(WRITTEN PROBLEM) Every line below that mentions the word "JSON" should be copied out.

(PROVIDED RECORDS)
■ ■ ■
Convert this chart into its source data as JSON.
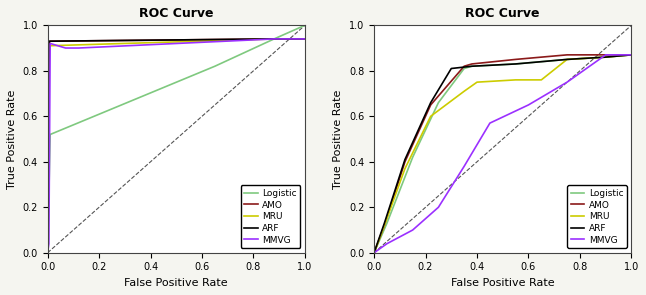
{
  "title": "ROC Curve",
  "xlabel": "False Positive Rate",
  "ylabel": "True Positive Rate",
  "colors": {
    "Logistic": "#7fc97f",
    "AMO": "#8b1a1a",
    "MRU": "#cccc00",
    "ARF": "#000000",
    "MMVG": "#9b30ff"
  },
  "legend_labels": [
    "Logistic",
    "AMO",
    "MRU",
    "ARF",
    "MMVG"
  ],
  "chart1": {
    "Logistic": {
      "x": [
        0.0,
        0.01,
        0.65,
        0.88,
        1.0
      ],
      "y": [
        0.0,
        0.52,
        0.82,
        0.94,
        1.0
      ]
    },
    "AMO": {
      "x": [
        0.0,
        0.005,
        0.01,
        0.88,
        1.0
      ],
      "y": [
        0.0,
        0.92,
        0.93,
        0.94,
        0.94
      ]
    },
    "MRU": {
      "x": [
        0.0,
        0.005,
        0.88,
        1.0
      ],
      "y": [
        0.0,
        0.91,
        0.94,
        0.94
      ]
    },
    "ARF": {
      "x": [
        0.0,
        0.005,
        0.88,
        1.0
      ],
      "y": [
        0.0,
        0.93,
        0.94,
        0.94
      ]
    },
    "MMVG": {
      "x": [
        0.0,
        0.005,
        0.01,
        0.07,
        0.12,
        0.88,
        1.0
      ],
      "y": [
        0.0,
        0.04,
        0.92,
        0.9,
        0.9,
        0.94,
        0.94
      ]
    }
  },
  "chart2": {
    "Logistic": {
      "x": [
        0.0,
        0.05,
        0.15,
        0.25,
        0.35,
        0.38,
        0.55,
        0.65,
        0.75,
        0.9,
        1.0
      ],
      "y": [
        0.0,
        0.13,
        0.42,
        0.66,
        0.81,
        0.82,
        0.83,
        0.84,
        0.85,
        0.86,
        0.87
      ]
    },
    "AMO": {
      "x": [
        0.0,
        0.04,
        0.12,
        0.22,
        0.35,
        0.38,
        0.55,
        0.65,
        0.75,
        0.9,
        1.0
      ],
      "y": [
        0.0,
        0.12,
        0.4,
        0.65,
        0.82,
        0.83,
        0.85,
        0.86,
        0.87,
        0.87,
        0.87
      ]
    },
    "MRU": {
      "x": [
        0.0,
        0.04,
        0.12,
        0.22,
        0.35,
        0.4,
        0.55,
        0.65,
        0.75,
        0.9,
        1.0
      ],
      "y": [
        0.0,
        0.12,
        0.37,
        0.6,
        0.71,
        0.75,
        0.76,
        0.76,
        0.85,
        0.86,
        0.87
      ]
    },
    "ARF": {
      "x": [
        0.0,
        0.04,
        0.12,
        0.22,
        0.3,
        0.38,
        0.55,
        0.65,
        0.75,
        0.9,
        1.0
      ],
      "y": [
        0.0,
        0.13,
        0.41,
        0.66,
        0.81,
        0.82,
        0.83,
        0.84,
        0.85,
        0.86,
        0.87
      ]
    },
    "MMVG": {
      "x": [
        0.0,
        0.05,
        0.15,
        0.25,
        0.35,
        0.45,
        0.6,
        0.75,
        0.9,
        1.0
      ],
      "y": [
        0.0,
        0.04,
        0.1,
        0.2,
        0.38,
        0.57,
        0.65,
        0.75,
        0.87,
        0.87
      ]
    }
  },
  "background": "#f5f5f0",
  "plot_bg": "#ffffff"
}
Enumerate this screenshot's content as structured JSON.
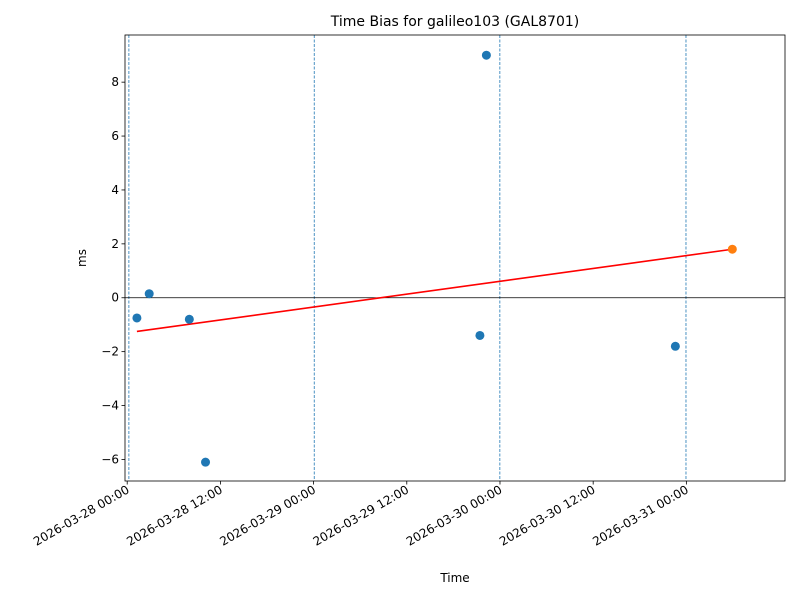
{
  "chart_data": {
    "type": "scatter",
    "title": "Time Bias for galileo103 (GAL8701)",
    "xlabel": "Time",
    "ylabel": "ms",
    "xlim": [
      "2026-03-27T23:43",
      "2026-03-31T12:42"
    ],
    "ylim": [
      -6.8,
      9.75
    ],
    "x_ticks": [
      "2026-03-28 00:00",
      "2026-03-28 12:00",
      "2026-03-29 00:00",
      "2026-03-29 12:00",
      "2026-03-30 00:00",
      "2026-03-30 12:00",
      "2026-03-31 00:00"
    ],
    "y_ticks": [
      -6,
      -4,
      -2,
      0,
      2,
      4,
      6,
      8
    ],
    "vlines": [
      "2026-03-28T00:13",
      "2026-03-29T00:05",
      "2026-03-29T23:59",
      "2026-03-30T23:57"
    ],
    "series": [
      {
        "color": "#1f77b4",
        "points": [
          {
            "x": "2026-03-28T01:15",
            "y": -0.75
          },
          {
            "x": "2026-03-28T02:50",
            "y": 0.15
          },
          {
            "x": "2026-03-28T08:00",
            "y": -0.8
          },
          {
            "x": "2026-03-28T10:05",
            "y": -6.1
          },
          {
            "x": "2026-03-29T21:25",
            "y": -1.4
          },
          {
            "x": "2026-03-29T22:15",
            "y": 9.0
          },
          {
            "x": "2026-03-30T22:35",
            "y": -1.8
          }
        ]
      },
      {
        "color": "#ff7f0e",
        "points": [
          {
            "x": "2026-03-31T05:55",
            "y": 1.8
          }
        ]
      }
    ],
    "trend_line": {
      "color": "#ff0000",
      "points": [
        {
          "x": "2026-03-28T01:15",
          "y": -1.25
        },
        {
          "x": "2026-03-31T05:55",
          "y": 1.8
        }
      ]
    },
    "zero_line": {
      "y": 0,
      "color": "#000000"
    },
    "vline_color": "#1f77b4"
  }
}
■ ■ ■
(SOLVED PROBLEM)
Convert this chart into its source data as JSON.
Enumerate this screenshot's content as structured JSON.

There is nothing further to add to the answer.